Record set —
§ §
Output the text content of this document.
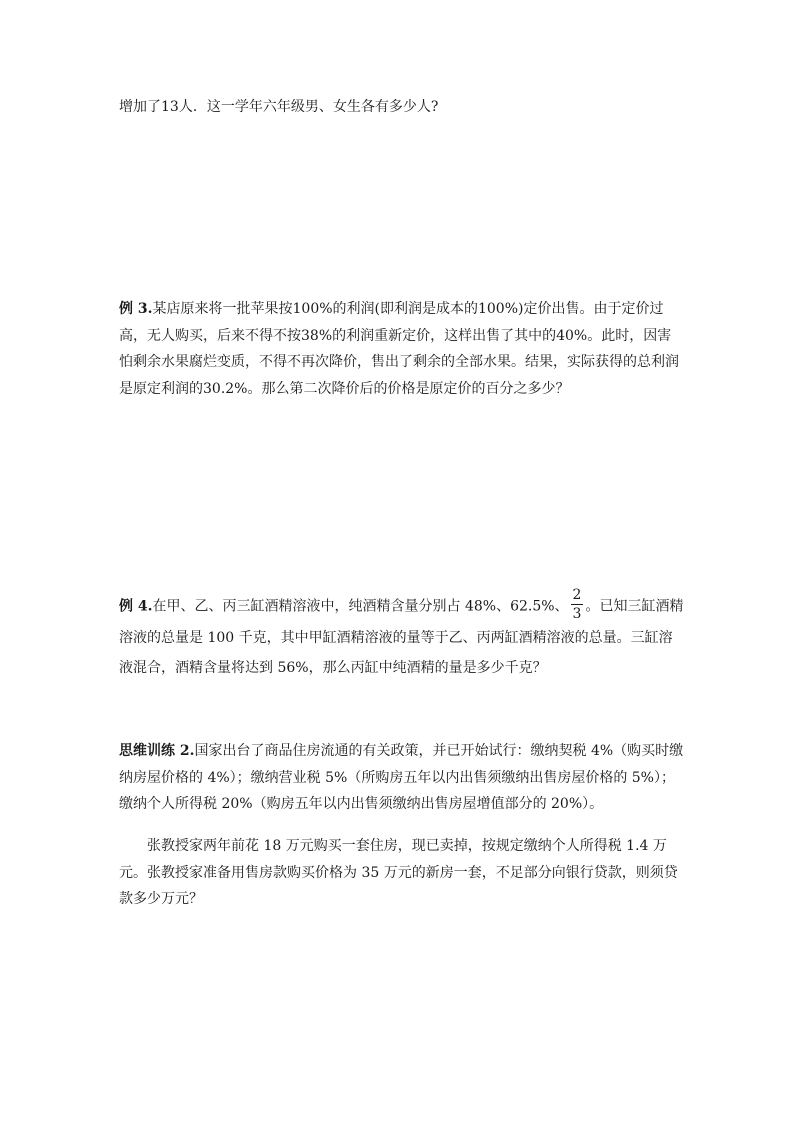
增加了13人．这一学年六年级男、女生各有多少人?

例 3.某店原来将一批苹果按100%的利润(即利润是成本的100%)定价出售。由于定价过高，无人购买，后来不得不按38%的利润重新定价，这样出售了其中的40%。此时，因害怕剩余水果腐烂变质，不得不再次降价，售出了剩余的全部水果。结果，实际获得的总利润是原定利润的30.2%。那么第二次降价后的价格是原定价的百分之多少？

例 4.在甲、乙、丙三缸酒精溶液中，纯酒精含量分别占 48%、62.5%、 $\frac{2}{3}$ 。已知三缸酒精溶液的总量是 100 千克，其中甲缸酒精溶液的量等于乙、丙两缸酒精溶液的总量。三缸溶液混合，酒精含量将达到 56%，那么丙缸中纯酒精的量是多少千克？

思维训练 2.国家出台了商品住房流通的有关政策，并已开始试行：缴纳契税 4%（购买时缴纳房屋价格的 4%）；缴纳营业税 5%（所购房五年以内出售须缴纳出售房屋价格的 5%）；缴纳个人所得税 20%（购房五年以内出售须缴纳出售房屋增值部分的 20%）。

张教授家两年前花 18 万元购买一套住房，现已卖掉，按规定缴纳个人所得税 1.4 万元。张教授家准备用售房款购买价格为 35 万元的新房一套，不足部分向银行贷款，则须贷款多少万元？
§ §
Task directions — Print all the records again exactly; do not include any picture.

Exercise response —
Output the text content of this document.
增加了13人．这一学年六年级男、女生各有多少人?

例 3.某店原来将一批苹果按100%的利润(即利润是成本的100%)定价出售。由于定价过高，无人购买，后来不得不按38%的利润重新定价，这样出售了其中的40%。此时，因害怕剩余水果腐烂变质，不得不再次降价，售出了剩余的全部水果。结果，实际获得的总利润是原定利润的30.2%。那么第二次降价后的价格是原定价的百分之多少？

例 4.在甲、乙、丙三缸酒精溶液中，纯酒精含量分别占 48%、62.5%、 $\frac{2}{3}$ 。已知三缸酒精溶液的总量是 100 千克，其中甲缸酒精溶液的量等于乙、丙两缸酒精溶液的总量。三缸溶液混合，酒精含量将达到 56%，那么丙缸中纯酒精的量是多少千克？

思维训练 2.国家出台了商品住房流通的有关政策，并已开始试行：缴纳契税 4%（购买时缴纳房屋价格的 4%）；缴纳营业税 5%（所购房五年以内出售须缴纳出售房屋价格的 5%）；缴纳个人所得税 20%（购房五年以内出售须缴纳出售房屋增值部分的 20%）。

张教授家两年前花 18 万元购买一套住房，现已卖掉，按规定缴纳个人所得税 1.4 万元。张教授家准备用售房款购买价格为 35 万元的新房一套，不足部分向银行贷款，则须贷款多少万元？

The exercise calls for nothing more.